EXTRACTED ENTRIES:

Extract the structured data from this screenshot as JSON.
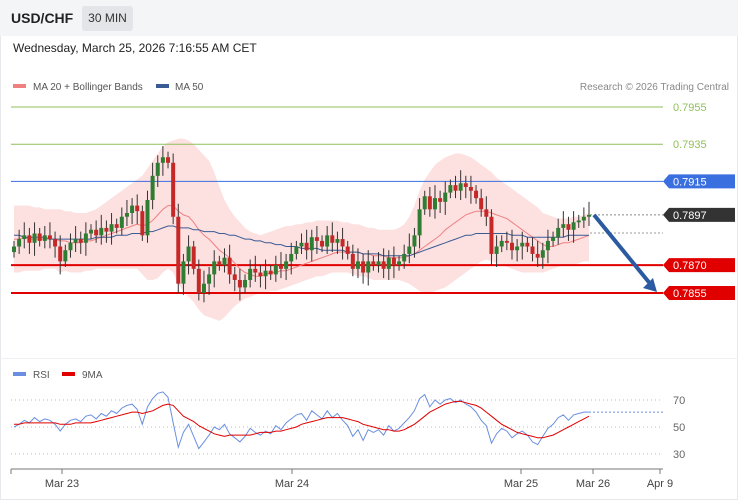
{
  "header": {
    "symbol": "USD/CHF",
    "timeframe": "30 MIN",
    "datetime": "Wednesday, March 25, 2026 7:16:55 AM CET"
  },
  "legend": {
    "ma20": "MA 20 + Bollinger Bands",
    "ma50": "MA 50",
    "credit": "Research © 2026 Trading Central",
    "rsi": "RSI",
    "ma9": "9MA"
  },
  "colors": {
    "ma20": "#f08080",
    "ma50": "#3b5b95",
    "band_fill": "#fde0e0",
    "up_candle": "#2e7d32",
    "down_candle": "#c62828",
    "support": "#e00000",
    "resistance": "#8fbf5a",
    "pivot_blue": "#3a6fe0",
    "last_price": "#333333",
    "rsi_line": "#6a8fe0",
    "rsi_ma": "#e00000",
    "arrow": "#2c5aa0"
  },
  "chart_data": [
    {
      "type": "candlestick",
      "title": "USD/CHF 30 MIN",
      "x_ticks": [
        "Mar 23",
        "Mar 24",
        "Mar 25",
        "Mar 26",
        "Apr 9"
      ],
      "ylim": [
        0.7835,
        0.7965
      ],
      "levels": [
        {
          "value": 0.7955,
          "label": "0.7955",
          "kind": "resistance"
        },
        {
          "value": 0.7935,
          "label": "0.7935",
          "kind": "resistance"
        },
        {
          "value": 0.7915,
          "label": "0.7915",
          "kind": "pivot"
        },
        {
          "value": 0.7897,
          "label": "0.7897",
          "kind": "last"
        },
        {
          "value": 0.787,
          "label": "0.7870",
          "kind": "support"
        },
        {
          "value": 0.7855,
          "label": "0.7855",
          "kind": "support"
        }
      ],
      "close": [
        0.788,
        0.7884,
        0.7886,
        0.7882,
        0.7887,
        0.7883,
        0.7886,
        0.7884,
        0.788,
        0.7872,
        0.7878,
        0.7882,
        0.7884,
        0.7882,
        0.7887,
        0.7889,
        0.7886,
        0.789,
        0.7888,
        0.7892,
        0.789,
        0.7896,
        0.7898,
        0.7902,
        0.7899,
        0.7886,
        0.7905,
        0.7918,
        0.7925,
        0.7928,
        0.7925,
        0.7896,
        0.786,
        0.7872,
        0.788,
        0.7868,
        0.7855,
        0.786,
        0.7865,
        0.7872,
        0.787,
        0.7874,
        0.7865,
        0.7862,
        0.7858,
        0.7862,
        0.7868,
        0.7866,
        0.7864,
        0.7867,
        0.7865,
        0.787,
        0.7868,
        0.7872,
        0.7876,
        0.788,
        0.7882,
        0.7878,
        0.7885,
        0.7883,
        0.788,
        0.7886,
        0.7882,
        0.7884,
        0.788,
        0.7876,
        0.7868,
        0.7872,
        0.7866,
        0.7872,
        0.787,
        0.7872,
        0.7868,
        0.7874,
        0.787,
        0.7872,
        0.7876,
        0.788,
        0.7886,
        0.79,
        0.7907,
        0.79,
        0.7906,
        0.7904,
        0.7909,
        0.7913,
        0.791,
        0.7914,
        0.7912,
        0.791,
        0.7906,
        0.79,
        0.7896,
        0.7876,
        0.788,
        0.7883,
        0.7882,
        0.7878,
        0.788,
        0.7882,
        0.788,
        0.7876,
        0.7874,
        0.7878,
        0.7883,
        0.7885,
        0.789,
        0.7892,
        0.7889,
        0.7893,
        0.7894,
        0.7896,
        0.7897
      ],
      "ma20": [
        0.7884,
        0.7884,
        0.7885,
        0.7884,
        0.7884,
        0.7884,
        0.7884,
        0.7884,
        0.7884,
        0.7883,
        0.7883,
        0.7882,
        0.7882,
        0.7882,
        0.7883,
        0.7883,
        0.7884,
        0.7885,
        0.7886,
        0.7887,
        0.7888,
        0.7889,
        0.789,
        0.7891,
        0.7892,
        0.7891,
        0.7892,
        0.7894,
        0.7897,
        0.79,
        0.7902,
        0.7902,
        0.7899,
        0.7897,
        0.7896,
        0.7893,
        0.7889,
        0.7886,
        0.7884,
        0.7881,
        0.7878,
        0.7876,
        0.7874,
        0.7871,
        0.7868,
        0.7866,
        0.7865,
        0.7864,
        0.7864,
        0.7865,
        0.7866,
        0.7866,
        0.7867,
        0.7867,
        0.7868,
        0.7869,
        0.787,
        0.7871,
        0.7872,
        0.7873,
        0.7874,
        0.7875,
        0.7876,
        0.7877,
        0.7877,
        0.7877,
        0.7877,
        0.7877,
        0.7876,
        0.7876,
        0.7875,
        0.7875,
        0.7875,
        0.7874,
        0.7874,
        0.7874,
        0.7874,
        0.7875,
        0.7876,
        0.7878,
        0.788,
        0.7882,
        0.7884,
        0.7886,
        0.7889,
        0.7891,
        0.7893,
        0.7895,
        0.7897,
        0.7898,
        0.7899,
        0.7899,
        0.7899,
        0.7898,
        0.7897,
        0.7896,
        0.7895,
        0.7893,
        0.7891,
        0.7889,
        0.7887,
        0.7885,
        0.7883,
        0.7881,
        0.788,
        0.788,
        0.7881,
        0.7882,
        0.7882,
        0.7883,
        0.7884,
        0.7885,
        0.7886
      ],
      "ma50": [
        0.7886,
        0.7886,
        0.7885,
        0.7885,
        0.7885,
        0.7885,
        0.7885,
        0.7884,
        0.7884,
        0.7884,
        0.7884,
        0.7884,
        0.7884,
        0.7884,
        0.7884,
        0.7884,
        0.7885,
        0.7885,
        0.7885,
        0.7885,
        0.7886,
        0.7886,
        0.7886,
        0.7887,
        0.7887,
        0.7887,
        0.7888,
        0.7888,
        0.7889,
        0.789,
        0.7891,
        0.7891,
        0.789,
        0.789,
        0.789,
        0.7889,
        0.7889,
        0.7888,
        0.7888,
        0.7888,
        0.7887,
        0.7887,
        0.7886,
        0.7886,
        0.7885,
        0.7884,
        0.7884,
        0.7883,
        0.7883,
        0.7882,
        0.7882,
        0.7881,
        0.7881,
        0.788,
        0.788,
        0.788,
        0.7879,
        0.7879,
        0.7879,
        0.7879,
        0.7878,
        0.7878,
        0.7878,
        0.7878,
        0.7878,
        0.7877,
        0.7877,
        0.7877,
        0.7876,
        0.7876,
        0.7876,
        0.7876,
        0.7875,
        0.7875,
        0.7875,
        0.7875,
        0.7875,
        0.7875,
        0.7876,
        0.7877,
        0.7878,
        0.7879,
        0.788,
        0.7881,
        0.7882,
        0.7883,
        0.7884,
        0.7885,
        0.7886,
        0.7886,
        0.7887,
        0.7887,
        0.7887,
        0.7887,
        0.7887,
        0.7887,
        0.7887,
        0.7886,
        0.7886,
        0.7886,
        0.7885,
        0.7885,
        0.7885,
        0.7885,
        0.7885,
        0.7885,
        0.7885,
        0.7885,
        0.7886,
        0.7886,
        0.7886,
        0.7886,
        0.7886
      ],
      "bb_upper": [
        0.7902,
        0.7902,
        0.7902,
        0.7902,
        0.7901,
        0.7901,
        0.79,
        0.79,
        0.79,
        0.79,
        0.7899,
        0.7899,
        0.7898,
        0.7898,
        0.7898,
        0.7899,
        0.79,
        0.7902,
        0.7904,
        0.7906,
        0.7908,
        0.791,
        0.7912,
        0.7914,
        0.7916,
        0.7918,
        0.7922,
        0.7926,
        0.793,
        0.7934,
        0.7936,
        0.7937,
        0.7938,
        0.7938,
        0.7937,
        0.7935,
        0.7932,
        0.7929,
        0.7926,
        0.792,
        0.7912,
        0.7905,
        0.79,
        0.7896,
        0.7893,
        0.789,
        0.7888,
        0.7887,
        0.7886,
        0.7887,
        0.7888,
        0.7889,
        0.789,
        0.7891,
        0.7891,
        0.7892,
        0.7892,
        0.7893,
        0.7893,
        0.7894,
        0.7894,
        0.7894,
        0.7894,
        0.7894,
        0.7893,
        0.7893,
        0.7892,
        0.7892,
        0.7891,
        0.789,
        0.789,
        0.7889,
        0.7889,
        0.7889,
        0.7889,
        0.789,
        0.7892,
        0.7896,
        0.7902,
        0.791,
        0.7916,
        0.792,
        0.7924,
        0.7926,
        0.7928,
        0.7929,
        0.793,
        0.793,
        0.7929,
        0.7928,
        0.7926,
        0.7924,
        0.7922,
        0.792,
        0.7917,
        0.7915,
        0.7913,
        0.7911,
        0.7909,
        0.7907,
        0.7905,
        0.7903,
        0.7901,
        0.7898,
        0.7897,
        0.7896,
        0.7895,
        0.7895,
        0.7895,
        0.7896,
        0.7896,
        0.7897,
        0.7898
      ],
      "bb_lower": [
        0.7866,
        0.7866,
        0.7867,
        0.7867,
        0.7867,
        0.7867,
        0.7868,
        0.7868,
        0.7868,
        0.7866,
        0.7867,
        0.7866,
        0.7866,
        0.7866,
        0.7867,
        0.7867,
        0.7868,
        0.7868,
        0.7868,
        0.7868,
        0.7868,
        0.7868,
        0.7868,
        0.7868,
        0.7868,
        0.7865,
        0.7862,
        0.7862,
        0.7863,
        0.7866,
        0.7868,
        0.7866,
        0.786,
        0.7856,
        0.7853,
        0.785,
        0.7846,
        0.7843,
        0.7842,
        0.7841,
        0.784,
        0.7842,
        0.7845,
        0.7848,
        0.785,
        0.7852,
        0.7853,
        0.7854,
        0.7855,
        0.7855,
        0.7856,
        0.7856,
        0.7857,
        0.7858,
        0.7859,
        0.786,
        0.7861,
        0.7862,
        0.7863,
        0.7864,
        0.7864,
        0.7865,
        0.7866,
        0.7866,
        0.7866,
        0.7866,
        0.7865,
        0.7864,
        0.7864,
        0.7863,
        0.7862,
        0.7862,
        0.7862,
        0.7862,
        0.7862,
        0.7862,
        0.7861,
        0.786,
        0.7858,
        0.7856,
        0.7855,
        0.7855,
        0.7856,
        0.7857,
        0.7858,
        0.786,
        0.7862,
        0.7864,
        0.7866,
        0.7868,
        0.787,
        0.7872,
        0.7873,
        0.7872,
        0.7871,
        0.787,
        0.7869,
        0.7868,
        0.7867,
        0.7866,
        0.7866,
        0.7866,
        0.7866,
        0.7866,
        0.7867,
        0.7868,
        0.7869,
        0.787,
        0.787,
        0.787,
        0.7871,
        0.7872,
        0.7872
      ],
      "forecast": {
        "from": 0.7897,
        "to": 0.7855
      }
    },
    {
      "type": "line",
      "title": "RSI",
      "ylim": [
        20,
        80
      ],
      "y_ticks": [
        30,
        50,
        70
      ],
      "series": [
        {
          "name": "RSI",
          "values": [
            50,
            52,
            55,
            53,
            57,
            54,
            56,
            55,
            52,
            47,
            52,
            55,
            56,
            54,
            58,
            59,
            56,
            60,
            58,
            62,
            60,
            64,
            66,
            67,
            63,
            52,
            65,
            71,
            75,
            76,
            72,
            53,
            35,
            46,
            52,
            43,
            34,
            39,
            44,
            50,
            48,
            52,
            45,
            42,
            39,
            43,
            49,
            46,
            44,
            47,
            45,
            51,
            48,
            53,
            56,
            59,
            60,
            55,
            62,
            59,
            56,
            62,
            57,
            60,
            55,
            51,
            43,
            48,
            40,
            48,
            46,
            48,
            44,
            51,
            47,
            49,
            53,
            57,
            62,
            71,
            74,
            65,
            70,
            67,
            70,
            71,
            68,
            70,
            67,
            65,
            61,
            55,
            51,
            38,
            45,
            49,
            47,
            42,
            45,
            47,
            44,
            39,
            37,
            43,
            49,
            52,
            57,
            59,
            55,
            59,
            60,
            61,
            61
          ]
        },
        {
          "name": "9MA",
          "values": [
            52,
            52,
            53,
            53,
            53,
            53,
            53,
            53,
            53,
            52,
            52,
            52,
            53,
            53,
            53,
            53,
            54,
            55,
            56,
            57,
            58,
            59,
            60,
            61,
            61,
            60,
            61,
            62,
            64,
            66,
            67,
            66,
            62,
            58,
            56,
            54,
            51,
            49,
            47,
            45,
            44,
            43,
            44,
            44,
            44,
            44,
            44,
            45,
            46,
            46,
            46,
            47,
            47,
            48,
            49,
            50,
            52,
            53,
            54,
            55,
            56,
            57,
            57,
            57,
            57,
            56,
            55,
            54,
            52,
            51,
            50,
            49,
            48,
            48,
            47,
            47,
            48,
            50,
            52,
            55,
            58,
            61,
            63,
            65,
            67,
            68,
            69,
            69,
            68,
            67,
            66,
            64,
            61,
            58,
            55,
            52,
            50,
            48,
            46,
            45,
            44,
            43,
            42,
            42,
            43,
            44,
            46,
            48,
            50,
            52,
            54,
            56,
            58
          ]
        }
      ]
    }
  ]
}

INSTRUCTIONS TO FOLLOW: Check every line of the records above for the string "from" and say how many contain it, giving the number alone.

CORRECT RESULT: 2